#### Records

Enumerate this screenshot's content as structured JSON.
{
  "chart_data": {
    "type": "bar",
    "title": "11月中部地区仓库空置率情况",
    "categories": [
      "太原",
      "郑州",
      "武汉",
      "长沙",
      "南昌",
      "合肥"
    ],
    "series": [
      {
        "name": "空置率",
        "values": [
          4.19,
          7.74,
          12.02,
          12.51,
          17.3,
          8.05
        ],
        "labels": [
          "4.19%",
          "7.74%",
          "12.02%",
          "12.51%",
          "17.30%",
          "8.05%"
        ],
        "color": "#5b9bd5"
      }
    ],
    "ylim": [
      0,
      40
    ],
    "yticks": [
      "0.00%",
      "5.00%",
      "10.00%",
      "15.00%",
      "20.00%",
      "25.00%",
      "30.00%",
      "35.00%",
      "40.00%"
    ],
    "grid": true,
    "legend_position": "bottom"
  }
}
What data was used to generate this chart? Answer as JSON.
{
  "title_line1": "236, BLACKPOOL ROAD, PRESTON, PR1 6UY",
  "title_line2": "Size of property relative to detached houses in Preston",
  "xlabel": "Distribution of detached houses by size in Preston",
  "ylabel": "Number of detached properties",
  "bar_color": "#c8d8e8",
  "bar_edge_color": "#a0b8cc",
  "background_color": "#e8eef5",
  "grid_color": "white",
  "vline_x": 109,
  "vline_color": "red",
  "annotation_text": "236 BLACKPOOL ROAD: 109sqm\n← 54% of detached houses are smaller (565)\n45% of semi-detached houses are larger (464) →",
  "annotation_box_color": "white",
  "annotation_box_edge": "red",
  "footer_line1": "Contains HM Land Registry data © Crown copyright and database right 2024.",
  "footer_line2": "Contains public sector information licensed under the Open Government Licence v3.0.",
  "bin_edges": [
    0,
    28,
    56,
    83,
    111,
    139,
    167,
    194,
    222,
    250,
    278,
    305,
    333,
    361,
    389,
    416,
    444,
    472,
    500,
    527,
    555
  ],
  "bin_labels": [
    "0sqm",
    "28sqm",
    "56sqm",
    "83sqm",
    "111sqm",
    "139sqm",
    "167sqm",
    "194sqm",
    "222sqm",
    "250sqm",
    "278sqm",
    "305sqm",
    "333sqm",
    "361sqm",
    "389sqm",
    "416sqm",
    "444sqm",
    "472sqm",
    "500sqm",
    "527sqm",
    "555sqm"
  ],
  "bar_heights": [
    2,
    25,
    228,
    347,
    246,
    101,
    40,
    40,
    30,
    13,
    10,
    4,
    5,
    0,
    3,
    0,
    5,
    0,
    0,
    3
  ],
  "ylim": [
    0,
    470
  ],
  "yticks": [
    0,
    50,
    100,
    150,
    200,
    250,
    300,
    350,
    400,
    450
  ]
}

########

Work to do
Copy out all of the lines above exactly.

Solution to the exercise
Enumerate this screenshot's content as structured JSON.
{
  "chart_data": {
    "type": "bar",
    "title": "11月中部地区仓库空置率情况",
    "categories": [
      "太原",
      "郑州",
      "武汉",
      "长沙",
      "南昌",
      "合肥"
    ],
    "series": [
      {
        "name": "空置率",
        "values": [
          4.19,
          7.74,
          12.02,
          12.51,
          17.3,
          8.05
        ],
        "labels": [
          "4.19%",
          "7.74%",
          "12.02%",
          "12.51%",
          "17.30%",
          "8.05%"
        ],
        "color": "#5b9bd5"
      }
    ],
    "ylim": [
      0,
      40
    ],
    "yticks": [
      "0.00%",
      "5.00%",
      "10.00%",
      "15.00%",
      "20.00%",
      "25.00%",
      "30.00%",
      "35.00%",
      "40.00%"
    ],
    "grid": true,
    "legend_position": "bottom"
  }
}
What data was used to generate this chart? Answer as JSON.
{
  "title_line1": "236, BLACKPOOL ROAD, PRESTON, PR1 6UY",
  "title_line2": "Size of property relative to detached houses in Preston",
  "xlabel": "Distribution of detached houses by size in Preston",
  "ylabel": "Number of detached properties",
  "bar_color": "#c8d8e8",
  "bar_edge_color": "#a0b8cc",
  "background_color": "#e8eef5",
  "grid_color": "white",
  "vline_x": 109,
  "vline_color": "red",
  "annotation_text": "236 BLACKPOOL ROAD: 109sqm\n← 54% of detached houses are smaller (565)\n45% of semi-detached houses are larger (464) →",
  "annotation_box_color": "white",
  "annotation_box_edge": "red",
  "footer_line1": "Contains HM Land Registry data © Crown copyright and database right 2024.",
  "footer_line2": "Contains public sector information licensed under the Open Government Licence v3.0.",
  "bin_edges": [
    0,
    28,
    56,
    83,
    111,
    139,
    167,
    194,
    222,
    250,
    278,
    305,
    333,
    361,
    389,
    416,
    444,
    472,
    500,
    527,
    555
  ],
  "bin_labels": [
    "0sqm",
    "28sqm",
    "56sqm",
    "83sqm",
    "111sqm",
    "139sqm",
    "167sqm",
    "194sqm",
    "222sqm",
    "250sqm",
    "278sqm",
    "305sqm",
    "333sqm",
    "361sqm",
    "389sqm",
    "416sqm",
    "444sqm",
    "472sqm",
    "500sqm",
    "527sqm",
    "555sqm"
  ],
  "bar_heights": [
    2,
    25,
    228,
    347,
    246,
    101,
    40,
    40,
    30,
    13,
    10,
    4,
    5,
    0,
    3,
    0,
    5,
    0,
    0,
    3
  ],
  "ylim": [
    0,
    470
  ],
  "yticks": [
    0,
    50,
    100,
    150,
    200,
    250,
    300,
    350,
    400,
    450
  ]
}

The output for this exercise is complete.